## TEXTE EXTRAIT
Exactement. Dans le film, le fil rouge est la relation entre le père et le fils, et je voulais leur laisser souligner cette ligne directrice, chacun selon sa propre expérience et son vécu. Parce que ce qui est commun entre nous trois, c’est que nos pères sont des artistes. Donc chacun jouait son propre rôle et chacun le gérait à sa façon. Par exemple, Rossif Sutherland n’a jamais voulu devenir comédien, c’est son père qui l’a toujours poussé en lui disant qu’il était bon acteur. Lui était philosophe, il a fait une maîtrise en philosophie à Princeton et c’est là que, tout à fait par hasard, il a joué un rôle et que ça a continué. Mais lui voulait devenir poète, musicien… Xavier Dolan, vous connaissez l’histoire, c’était l’enfant prodige depuis ses 10 ans, il était vraiment plongé dans le métier. Il s’est composé d’une autre façon. Je pense qu’en devenant réalisateur il voulait s’opposer à son côté comédien. Et tout ça, je pense que ça transparaît dans le film. Xavier Dolan est un peu plus introverti dans son approche, et Rossif a plus d’empathie. En fait, on devait restreindre Rossif pour ne pas qu’il devienne trop émotionnel. Il me disait : « Tu sais, pour moi, c’est comme mon histoire. »
Et vous, votre père était peintre, et vous lui dédiez d’ailleurs ce film… Comment cette relation s’est retrouvée dans Physique de la tristesse? À travers la technique que vous avez utilisée peut-être?
La technique, en partie, oui. C’est lui qui m’a donné la recette de la peinture à l’encaustique. Au début, j’avais essayé de le faire avec de la peinture préfabriquée. Après cela, il m’a donné une recette qui marchait mieux pour développer cette technique d’animation. Sa présence comme artiste était très forte. Et c’est une des raisons pour lesquelles je n’ai jamais voulu devenir un « vrai » artiste. Oui je dessine, j’utilise le dessin comme moyen d’expression, et j’adore ça. Mais je fais des illustrations, du design graphique, de l’animation… c’est toujours à côté. Je ne voudrais pas devenir un artiste qui fait des expositions en galerie.
Vous naviguez entre tous ces médiums : l’illustration, les affiches, l’animation, le cinéma en prise de vue réelle, l’installation, la performance… Vous allez toujours explorer de nouveaux espaces. Est-ce que c’est justement une façon de vous démarquer et de trouver votre propre voix?

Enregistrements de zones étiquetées
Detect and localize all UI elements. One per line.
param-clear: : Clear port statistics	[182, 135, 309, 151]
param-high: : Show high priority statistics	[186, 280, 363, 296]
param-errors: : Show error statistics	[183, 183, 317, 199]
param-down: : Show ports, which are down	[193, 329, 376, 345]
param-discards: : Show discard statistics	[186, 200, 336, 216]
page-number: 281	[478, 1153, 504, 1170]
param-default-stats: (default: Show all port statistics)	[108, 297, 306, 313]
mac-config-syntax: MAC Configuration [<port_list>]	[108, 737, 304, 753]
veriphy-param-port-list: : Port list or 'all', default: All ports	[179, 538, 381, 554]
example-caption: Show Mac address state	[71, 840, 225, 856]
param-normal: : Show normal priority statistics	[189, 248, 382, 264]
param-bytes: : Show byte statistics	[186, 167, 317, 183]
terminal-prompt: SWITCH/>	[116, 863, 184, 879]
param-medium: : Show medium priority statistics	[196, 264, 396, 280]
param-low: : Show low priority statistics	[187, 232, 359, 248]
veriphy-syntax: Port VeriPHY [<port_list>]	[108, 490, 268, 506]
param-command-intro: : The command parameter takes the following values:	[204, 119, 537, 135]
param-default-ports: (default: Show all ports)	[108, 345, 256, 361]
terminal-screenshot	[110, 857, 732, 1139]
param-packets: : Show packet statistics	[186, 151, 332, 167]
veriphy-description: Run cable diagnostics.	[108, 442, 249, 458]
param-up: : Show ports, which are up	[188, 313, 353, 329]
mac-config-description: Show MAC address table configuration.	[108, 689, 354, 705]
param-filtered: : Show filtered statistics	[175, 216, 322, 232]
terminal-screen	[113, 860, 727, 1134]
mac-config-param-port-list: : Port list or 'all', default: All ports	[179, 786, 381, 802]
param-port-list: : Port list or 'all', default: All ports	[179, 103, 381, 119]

## ÉNONCÉ
Répondez aux questions suivantes à partir de l'entretien ci-dessus.
(a) Dans quelle université Rossif Sutherland a-t-il fait une maîtrise en philosophie ?
(b) Depuis quel âge Xavier Dolan était-il un enfant prodige ?
(c) Quelle recette le père de la personne interrogée lui a-t-il donnée ?

## RÉPONSE RÉDIGÉE
(a) À Princeton.
(b) Depuis ses 10 ans.
(c) La recette de la peinture à l'encaustique.